**REQUEST**.
Take the data below and repeat it exactly.

Source data
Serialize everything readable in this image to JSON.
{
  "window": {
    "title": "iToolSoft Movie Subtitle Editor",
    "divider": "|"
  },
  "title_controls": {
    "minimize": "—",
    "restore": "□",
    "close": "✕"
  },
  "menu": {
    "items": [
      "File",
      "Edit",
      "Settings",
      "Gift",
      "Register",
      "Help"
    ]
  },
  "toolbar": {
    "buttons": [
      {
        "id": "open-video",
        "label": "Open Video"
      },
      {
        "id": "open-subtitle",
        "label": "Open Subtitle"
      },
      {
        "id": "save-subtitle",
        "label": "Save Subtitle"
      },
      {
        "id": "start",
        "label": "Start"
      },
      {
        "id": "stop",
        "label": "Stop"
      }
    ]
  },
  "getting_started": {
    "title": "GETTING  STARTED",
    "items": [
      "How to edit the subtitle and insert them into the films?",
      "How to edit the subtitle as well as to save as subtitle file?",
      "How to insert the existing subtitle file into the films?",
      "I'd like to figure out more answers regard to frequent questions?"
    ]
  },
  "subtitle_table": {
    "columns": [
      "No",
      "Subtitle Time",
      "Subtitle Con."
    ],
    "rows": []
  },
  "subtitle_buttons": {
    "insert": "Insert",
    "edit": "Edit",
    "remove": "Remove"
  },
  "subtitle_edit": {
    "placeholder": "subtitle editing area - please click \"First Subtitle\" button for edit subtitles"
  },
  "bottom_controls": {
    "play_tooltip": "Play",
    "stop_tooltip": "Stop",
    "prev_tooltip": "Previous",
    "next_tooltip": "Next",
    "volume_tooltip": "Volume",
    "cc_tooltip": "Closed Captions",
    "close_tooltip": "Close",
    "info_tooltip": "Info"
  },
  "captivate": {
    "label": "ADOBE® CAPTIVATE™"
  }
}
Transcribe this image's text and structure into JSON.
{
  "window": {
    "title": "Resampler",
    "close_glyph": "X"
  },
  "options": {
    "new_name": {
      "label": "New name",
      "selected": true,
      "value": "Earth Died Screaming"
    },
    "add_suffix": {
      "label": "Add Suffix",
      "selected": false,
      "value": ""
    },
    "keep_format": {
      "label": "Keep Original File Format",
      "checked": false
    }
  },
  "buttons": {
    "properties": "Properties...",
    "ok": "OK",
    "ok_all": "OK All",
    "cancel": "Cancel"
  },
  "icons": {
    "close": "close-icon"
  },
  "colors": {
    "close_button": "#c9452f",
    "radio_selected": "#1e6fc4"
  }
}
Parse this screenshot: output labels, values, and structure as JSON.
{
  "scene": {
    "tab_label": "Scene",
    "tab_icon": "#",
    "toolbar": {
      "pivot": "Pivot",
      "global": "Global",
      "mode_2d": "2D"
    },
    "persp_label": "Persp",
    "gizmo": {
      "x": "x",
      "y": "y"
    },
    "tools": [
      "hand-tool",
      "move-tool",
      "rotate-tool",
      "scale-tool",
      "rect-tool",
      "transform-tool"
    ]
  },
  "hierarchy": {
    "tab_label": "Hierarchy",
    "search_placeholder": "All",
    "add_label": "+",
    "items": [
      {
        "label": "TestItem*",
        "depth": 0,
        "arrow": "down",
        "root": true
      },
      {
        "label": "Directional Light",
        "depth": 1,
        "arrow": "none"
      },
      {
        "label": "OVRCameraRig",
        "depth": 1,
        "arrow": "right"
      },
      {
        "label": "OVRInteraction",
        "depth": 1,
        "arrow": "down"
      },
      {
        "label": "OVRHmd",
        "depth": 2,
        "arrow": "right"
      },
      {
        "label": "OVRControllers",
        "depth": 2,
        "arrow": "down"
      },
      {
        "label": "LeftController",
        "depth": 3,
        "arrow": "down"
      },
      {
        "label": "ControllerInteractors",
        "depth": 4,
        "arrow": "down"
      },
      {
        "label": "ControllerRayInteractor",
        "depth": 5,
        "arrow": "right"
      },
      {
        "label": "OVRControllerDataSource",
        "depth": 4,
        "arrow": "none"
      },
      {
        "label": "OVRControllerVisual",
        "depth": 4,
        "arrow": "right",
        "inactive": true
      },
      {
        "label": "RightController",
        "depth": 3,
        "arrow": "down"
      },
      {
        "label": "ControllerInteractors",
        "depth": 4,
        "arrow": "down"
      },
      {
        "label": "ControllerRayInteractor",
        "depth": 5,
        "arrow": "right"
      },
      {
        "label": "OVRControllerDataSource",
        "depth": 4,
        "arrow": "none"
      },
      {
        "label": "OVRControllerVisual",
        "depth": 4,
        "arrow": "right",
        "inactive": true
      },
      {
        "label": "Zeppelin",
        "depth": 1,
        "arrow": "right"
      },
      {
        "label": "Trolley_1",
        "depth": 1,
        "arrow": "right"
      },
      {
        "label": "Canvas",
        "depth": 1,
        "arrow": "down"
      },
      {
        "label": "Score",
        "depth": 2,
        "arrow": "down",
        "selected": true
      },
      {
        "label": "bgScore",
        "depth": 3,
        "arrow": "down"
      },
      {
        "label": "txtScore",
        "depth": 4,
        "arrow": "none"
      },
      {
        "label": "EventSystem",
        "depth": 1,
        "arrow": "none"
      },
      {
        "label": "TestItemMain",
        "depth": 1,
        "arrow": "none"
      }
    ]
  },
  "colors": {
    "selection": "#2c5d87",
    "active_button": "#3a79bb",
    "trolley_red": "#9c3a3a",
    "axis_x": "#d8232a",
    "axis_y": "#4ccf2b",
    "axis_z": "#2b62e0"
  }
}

**THE SOLUTION**.
Serialize everything readable in this image to JSON.
{
  "window": {
    "title": "iToolSoft Movie Subtitle Editor",
    "divider": "|"
  },
  "title_controls": {
    "minimize": "—",
    "restore": "□",
    "close": "✕"
  },
  "menu": {
    "items": [
      "File",
      "Edit",
      "Settings",
      "Gift",
      "Register",
      "Help"
    ]
  },
  "toolbar": {
    "buttons": [
      {
        "id": "open-video",
        "label": "Open Video"
      },
      {
        "id": "open-subtitle",
        "label": "Open Subtitle"
      },
      {
        "id": "save-subtitle",
        "label": "Save Subtitle"
      },
      {
        "id": "start",
        "label": "Start"
      },
      {
        "id": "stop",
        "label": "Stop"
      }
    ]
  },
  "getting_started": {
    "title": "GETTING  STARTED",
    "items": [
      "How to edit the subtitle and insert them into the films?",
      "How to edit the subtitle as well as to save as subtitle file?",
      "How to insert the existing subtitle file into the films?",
      "I'd like to figure out more answers regard to frequent questions?"
    ]
  },
  "subtitle_table": {
    "columns": [
      "No",
      "Subtitle Time",
      "Subtitle Con."
    ],
    "rows": []
  },
  "subtitle_buttons": {
    "insert": "Insert",
    "edit": "Edit",
    "remove": "Remove"
  },
  "subtitle_edit": {
    "placeholder": "subtitle editing area - please click \"First Subtitle\" button for edit subtitles"
  },
  "bottom_controls": {
    "play_tooltip": "Play",
    "stop_tooltip": "Stop",
    "prev_tooltip": "Previous",
    "next_tooltip": "Next",
    "volume_tooltip": "Volume",
    "cc_tooltip": "Closed Captions",
    "close_tooltip": "Close",
    "info_tooltip": "Info"
  },
  "captivate": {
    "label": "ADOBE® CAPTIVATE™"
  }
}
Transcribe this image's text and structure into JSON.
{
  "window": {
    "title": "Resampler",
    "close_glyph": "X"
  },
  "options": {
    "new_name": {
      "label": "New name",
      "selected": true,
      "value": "Earth Died Screaming"
    },
    "add_suffix": {
      "label": "Add Suffix",
      "selected": false,
      "value": ""
    },
    "keep_format": {
      "label": "Keep Original File Format",
      "checked": false
    }
  },
  "buttons": {
    "properties": "Properties...",
    "ok": "OK",
    "ok_all": "OK All",
    "cancel": "Cancel"
  },
  "icons": {
    "close": "close-icon"
  },
  "colors": {
    "close_button": "#c9452f",
    "radio_selected": "#1e6fc4"
  }
}
Parse this screenshot: output labels, values, and structure as JSON.
{
  "scene": {
    "tab_label": "Scene",
    "tab_icon": "#",
    "toolbar": {
      "pivot": "Pivot",
      "global": "Global",
      "mode_2d": "2D"
    },
    "persp_label": "Persp",
    "gizmo": {
      "x": "x",
      "y": "y"
    },
    "tools": [
      "hand-tool",
      "move-tool",
      "rotate-tool",
      "scale-tool",
      "rect-tool",
      "transform-tool"
    ]
  },
  "hierarchy": {
    "tab_label": "Hierarchy",
    "search_placeholder": "All",
    "add_label": "+",
    "items": [
      {
        "label": "TestItem*",
        "depth": 0,
        "arrow": "down",
        "root": true
      },
      {
        "label": "Directional Light",
        "depth": 1,
        "arrow": "none"
      },
      {
        "label": "OVRCameraRig",
        "depth": 1,
        "arrow": "right"
      },
      {
        "label": "OVRInteraction",
        "depth": 1,
        "arrow": "down"
      },
      {
        "label": "OVRHmd",
        "depth": 2,
        "arrow": "right"
      },
      {
        "label": "OVRControllers",
        "depth": 2,
        "arrow": "down"
      },
      {
        "label": "LeftController",
        "depth": 3,
        "arrow": "down"
      },
      {
        "label": "ControllerInteractors",
        "depth": 4,
        "arrow": "down"
      },
      {
        "label": "ControllerRayInteractor",
        "depth": 5,
        "arrow": "right"
      },
      {
        "label": "OVRControllerDataSource",
        "depth": 4,
        "arrow": "none"
      },
      {
        "label": "OVRControllerVisual",
        "depth": 4,
        "arrow": "right",
        "inactive": true
      },
      {
        "label": "RightController",
        "depth": 3,
        "arrow": "down"
      },
      {
        "label": "ControllerInteractors",
        "depth": 4,
        "arrow": "down"
      },
      {
        "label": "ControllerRayInteractor",
        "depth": 5,
        "arrow": "right"
      },
      {
        "label": "OVRControllerDataSource",
        "depth": 4,
        "arrow": "none"
      },
      {
        "label": "OVRControllerVisual",
        "depth": 4,
        "arrow": "right",
        "inactive": true
      },
      {
        "label": "Zeppelin",
        "depth": 1,
        "arrow": "right"
      },
      {
        "label": "Trolley_1",
        "depth": 1,
        "arrow": "right"
      },
      {
        "label": "Canvas",
        "depth": 1,
        "arrow": "down"
      },
      {
        "label": "Score",
        "depth": 2,
        "arrow": "down",
        "selected": true
      },
      {
        "label": "bgScore",
        "depth": 3,
        "arrow": "down"
      },
      {
        "label": "txtScore",
        "depth": 4,
        "arrow": "none"
      },
      {
        "label": "EventSystem",
        "depth": 1,
        "arrow": "none"
      },
      {
        "label": "TestItemMain",
        "depth": 1,
        "arrow": "none"
      }
    ]
  },
  "colors": {
    "selection": "#2c5d87",
    "active_button": "#3a79bb",
    "trolley_red": "#9c3a3a",
    "axis_x": "#d8232a",
    "axis_y": "#4ccf2b",
    "axis_z": "#2b62e0"
  }
}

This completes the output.